» **What you have to do**
Would you return the complete listing below word for word?

» **Provided data**
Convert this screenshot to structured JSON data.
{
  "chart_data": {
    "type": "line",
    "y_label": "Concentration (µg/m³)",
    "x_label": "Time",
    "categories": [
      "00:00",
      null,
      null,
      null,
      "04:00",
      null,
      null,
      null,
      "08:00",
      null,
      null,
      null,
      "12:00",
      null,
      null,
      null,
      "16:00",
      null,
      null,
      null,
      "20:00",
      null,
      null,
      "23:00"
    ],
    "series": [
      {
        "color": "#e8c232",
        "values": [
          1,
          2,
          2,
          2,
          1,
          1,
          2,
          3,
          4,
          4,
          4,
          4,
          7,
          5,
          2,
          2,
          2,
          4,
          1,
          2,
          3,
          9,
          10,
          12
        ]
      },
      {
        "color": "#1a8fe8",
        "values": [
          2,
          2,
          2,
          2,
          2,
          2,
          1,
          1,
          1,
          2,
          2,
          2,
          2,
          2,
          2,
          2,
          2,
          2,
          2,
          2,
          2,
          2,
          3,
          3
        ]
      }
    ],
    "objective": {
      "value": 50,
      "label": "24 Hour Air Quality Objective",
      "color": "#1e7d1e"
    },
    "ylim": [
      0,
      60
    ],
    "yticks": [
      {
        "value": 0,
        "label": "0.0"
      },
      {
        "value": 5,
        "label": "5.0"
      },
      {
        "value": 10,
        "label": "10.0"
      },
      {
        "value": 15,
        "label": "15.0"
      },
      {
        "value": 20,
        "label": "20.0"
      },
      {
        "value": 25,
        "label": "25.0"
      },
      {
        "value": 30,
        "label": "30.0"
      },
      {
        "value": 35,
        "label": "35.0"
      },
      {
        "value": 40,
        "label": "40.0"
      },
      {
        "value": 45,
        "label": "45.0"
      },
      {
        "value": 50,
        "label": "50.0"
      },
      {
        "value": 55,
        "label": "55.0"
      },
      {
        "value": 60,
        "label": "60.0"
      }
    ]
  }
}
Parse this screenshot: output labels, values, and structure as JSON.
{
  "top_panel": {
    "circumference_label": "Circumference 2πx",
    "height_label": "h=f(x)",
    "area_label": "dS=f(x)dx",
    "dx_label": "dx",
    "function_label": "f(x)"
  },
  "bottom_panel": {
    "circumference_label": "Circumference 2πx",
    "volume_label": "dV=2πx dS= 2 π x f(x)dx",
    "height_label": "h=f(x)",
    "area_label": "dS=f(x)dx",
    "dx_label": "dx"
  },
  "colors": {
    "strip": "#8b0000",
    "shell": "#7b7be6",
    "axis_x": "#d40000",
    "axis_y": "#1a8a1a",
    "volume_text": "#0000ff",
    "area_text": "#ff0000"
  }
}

» **Problem solution**
Convert this screenshot to structured JSON data.
{
  "chart_data": {
    "type": "line",
    "y_label": "Concentration (µg/m³)",
    "x_label": "Time",
    "categories": [
      "00:00",
      null,
      null,
      null,
      "04:00",
      null,
      null,
      null,
      "08:00",
      null,
      null,
      null,
      "12:00",
      null,
      null,
      null,
      "16:00",
      null,
      null,
      null,
      "20:00",
      null,
      null,
      "23:00"
    ],
    "series": [
      {
        "color": "#e8c232",
        "values": [
          1,
          2,
          2,
          2,
          1,
          1,
          2,
          3,
          4,
          4,
          4,
          4,
          7,
          5,
          2,
          2,
          2,
          4,
          1,
          2,
          3,
          9,
          10,
          12
        ]
      },
      {
        "color": "#1a8fe8",
        "values": [
          2,
          2,
          2,
          2,
          2,
          2,
          1,
          1,
          1,
          2,
          2,
          2,
          2,
          2,
          2,
          2,
          2,
          2,
          2,
          2,
          2,
          2,
          3,
          3
        ]
      }
    ],
    "objective": {
      "value": 50,
      "label": "24 Hour Air Quality Objective",
      "color": "#1e7d1e"
    },
    "ylim": [
      0,
      60
    ],
    "yticks": [
      {
        "value": 0,
        "label": "0.0"
      },
      {
        "value": 5,
        "label": "5.0"
      },
      {
        "value": 10,
        "label": "10.0"
      },
      {
        "value": 15,
        "label": "15.0"
      },
      {
        "value": 20,
        "label": "20.0"
      },
      {
        "value": 25,
        "label": "25.0"
      },
      {
        "value": 30,
        "label": "30.0"
      },
      {
        "value": 35,
        "label": "35.0"
      },
      {
        "value": 40,
        "label": "40.0"
      },
      {
        "value": 45,
        "label": "45.0"
      },
      {
        "value": 50,
        "label": "50.0"
      },
      {
        "value": 55,
        "label": "55.0"
      },
      {
        "value": 60,
        "label": "60.0"
      }
    ]
  }
}
Parse this screenshot: output labels, values, and structure as JSON.
{
  "top_panel": {
    "circumference_label": "Circumference 2πx",
    "height_label": "h=f(x)",
    "area_label": "dS=f(x)dx",
    "dx_label": "dx",
    "function_label": "f(x)"
  },
  "bottom_panel": {
    "circumference_label": "Circumference 2πx",
    "volume_label": "dV=2πx dS= 2 π x f(x)dx",
    "height_label": "h=f(x)",
    "area_label": "dS=f(x)dx",
    "dx_label": "dx"
  },
  "colors": {
    "strip": "#8b0000",
    "shell": "#7b7be6",
    "axis_x": "#d40000",
    "axis_y": "#1a8a1a",
    "volume_text": "#0000ff",
    "area_text": "#ff0000"
  }
}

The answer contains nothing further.